Output the full material exactly as it appears here.

BEGIN Exercise inputs

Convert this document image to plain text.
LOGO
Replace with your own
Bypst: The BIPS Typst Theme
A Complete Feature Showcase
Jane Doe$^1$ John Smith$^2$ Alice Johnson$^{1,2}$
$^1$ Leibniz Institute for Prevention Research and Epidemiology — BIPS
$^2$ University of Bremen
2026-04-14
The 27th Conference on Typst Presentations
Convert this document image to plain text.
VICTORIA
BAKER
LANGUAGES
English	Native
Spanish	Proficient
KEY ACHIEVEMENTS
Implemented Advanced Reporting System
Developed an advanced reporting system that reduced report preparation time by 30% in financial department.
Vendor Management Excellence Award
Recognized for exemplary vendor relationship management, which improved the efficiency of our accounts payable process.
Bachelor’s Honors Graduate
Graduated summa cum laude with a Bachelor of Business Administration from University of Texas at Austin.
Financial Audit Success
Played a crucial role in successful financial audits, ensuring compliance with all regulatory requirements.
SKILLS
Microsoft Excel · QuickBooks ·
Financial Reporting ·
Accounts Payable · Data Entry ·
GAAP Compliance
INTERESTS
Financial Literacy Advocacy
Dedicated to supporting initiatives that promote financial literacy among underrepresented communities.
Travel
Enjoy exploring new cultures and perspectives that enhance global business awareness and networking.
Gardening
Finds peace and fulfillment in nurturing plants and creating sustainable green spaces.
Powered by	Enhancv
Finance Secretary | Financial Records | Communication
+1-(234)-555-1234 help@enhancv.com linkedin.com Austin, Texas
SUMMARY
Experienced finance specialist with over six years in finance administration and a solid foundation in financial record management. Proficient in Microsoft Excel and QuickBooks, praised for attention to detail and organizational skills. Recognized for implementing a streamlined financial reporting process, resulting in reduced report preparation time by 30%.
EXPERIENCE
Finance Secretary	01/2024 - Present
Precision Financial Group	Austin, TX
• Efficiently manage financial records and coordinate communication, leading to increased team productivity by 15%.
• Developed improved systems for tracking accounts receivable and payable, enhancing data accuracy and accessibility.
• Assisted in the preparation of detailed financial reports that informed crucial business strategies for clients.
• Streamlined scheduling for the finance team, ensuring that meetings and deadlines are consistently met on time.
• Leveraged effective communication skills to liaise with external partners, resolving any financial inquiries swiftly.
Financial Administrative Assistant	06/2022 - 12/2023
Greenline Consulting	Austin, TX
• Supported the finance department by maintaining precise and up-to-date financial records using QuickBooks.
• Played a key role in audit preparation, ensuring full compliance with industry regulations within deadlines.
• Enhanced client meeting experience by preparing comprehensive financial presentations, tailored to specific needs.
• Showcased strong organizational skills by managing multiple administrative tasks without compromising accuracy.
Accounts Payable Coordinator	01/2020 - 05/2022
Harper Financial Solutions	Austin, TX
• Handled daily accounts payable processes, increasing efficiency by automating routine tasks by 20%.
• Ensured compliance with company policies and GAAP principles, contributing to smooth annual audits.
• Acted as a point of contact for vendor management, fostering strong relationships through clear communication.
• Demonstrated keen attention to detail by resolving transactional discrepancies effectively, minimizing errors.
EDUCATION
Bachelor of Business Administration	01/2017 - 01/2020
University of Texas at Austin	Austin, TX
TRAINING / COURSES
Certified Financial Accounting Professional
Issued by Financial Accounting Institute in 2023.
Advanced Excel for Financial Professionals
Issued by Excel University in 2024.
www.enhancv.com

END Exercise inputs

__Completed exercise__.
Convert this document image to plain text.
LOGO
Replace with your own
Bypst: The BIPS Typst Theme
A Complete Feature Showcase
Jane Doe$^1$ John Smith$^2$ Alice Johnson$^{1,2}$
$^1$ Leibniz Institute for Prevention Research and Epidemiology — BIPS
$^2$ University of Bremen
2026-04-14
The 27th Conference on Typst Presentations
Convert this document image to plain text.
VICTORIA
BAKER
LANGUAGES
English	Native
Spanish	Proficient
KEY ACHIEVEMENTS
Implemented Advanced Reporting System
Developed an advanced reporting system that reduced report preparation time by 30% in financial department.
Vendor Management Excellence Award
Recognized for exemplary vendor relationship management, which improved the efficiency of our accounts payable process.
Bachelor’s Honors Graduate
Graduated summa cum laude with a Bachelor of Business Administration from University of Texas at Austin.
Financial Audit Success
Played a crucial role in successful financial audits, ensuring compliance with all regulatory requirements.
SKILLS
Microsoft Excel · QuickBooks ·
Financial Reporting ·
Accounts Payable · Data Entry ·
GAAP Compliance
INTERESTS
Financial Literacy Advocacy
Dedicated to supporting initiatives that promote financial literacy among underrepresented communities.
Travel
Enjoy exploring new cultures and perspectives that enhance global business awareness and networking.
Gardening
Finds peace and fulfillment in nurturing plants and creating sustainable green spaces.
Powered by	Enhancv
Finance Secretary | Financial Records | Communication
+1-(234)-555-1234 help@enhancv.com linkedin.com Austin, Texas
SUMMARY
Experienced finance specialist with over six years in finance administration and a solid foundation in financial record management. Proficient in Microsoft Excel and QuickBooks, praised for attention to detail and organizational skills. Recognized for implementing a streamlined financial reporting process, resulting in reduced report preparation time by 30%.
EXPERIENCE
Finance Secretary	01/2024 - Present
Precision Financial Group	Austin, TX
• Efficiently manage financial records and coordinate communication, leading to increased team productivity by 15%.
• Developed improved systems for tracking accounts receivable and payable, enhancing data accuracy and accessibility.
• Assisted in the preparation of detailed financial reports that informed crucial business strategies for clients.
• Streamlined scheduling for the finance team, ensuring that meetings and deadlines are consistently met on time.
• Leveraged effective communication skills to liaise with external partners, resolving any financial inquiries swiftly.
Financial Administrative Assistant	06/2022 - 12/2023
Greenline Consulting	Austin, TX
• Supported the finance department by maintaining precise and up-to-date financial records using QuickBooks.
• Played a key role in audit preparation, ensuring full compliance with industry regulations within deadlines.
• Enhanced client meeting experience by preparing comprehensive financial presentations, tailored to specific needs.
• Showcased strong organizational skills by managing multiple administrative tasks without compromising accuracy.
Accounts Payable Coordinator	01/2020 - 05/2022
Harper Financial Solutions	Austin, TX
• Handled daily accounts payable processes, increasing efficiency by automating routine tasks by 20%.
• Ensured compliance with company policies and GAAP principles, contributing to smooth annual audits.
• Acted as a point of contact for vendor management, fostering strong relationships through clear communication.
• Demonstrated keen attention to detail by resolving transactional discrepancies effectively, minimizing errors.
EDUCATION
Bachelor of Business Administration	01/2017 - 01/2020
University of Texas at Austin	Austin, TX
TRAINING / COURSES
Certified Financial Accounting Professional
Issued by Financial Accounting Institute in 2023.
Advanced Excel for Financial Professionals
Issued by Excel University in 2024.
www.enhancv.com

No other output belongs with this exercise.